__WORK INSTRUCTIONS__
Go through the listing and pick out each line with the word "title" in it.

[EXERCISE MATERIALS start]

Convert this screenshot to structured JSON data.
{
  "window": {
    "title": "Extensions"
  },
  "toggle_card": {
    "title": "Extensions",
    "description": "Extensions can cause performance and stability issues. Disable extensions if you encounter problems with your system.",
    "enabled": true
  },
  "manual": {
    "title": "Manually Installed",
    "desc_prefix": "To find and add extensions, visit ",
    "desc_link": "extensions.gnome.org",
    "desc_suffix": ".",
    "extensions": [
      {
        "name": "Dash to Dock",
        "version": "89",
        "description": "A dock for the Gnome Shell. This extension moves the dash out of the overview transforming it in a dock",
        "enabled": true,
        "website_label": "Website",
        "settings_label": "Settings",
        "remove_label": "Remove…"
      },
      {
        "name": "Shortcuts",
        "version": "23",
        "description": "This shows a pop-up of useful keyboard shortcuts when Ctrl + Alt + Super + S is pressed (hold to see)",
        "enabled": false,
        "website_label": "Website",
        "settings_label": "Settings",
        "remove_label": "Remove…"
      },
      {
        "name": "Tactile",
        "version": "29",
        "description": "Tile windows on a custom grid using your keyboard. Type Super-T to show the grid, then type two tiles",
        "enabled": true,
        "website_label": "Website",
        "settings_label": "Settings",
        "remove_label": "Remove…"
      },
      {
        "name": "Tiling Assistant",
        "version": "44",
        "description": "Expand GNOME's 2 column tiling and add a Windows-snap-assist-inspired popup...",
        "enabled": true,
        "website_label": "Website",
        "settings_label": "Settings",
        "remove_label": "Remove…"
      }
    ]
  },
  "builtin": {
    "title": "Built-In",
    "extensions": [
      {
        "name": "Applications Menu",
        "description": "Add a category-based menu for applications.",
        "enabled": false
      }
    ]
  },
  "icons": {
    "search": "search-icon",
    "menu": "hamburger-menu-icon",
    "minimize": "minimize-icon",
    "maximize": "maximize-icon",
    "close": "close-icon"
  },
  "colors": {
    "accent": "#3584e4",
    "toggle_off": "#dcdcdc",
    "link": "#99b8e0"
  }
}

[EXERCISE MATERIALS end]

__RESPONSE BELOW__
    "title": "Extensions"
    "title": "Extensions",
    "title": "Manually Installed",
    "title": "Built-In",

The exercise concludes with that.